-- start DATA EXTRACT --

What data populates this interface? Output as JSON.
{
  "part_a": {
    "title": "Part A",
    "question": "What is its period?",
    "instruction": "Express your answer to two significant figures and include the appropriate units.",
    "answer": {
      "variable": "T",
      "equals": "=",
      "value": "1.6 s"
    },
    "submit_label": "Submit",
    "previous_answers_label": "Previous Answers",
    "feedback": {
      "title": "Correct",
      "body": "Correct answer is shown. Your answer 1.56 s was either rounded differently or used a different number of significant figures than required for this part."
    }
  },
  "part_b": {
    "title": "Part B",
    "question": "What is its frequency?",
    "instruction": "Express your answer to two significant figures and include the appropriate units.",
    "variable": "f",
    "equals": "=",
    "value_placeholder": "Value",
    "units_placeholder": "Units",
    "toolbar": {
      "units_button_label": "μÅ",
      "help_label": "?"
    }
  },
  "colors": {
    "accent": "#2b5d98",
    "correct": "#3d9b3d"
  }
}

-- end DATA EXTRACT --

WRITTEN TASK: All of the entries above must be quoted exactly.

FINISHED TASK:
What data populates this interface? Output as JSON.
{
  "part_a": {
    "title": "Part A",
    "question": "What is its period?",
    "instruction": "Express your answer to two significant figures and include the appropriate units.",
    "answer": {
      "variable": "T",
      "equals": "=",
      "value": "1.6 s"
    },
    "submit_label": "Submit",
    "previous_answers_label": "Previous Answers",
    "feedback": {
      "title": "Correct",
      "body": "Correct answer is shown. Your answer 1.56 s was either rounded differently or used a different number of significant figures than required for this part."
    }
  },
  "part_b": {
    "title": "Part B",
    "question": "What is its frequency?",
    "instruction": "Express your answer to two significant figures and include the appropriate units.",
    "variable": "f",
    "equals": "=",
    "value_placeholder": "Value",
    "units_placeholder": "Units",
    "toolbar": {
      "units_button_label": "μÅ",
      "help_label": "?"
    }
  },
  "colors": {
    "accent": "#2b5d98",
    "correct": "#3d9b3d"
  }
}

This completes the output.